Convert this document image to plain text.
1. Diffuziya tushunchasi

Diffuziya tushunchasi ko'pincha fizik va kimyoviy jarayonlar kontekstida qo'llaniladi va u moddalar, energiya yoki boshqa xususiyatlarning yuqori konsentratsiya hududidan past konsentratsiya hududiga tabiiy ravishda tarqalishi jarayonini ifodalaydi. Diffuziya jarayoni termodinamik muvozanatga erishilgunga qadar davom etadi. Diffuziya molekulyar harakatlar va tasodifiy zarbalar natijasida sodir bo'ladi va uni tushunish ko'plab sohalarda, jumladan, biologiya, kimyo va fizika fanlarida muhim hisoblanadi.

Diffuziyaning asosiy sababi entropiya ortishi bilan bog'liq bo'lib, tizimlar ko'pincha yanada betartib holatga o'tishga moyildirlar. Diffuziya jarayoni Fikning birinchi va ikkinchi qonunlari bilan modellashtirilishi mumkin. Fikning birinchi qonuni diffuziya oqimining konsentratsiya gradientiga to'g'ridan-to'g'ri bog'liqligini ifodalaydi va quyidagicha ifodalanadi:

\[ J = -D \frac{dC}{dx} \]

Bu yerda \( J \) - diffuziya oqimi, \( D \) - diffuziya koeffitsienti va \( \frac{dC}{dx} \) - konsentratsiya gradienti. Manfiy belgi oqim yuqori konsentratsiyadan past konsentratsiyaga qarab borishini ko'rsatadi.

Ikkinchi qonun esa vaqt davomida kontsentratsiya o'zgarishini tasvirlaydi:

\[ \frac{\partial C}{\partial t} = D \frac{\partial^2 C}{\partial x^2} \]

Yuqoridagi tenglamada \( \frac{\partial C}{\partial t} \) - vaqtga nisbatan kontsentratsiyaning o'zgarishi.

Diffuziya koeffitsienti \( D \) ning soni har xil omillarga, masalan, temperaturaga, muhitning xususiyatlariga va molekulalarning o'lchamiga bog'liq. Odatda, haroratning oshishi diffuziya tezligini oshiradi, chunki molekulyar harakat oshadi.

> [Given task]:
Count each line with "pincha" in it and report that figure by itself.

> [Response below]:
2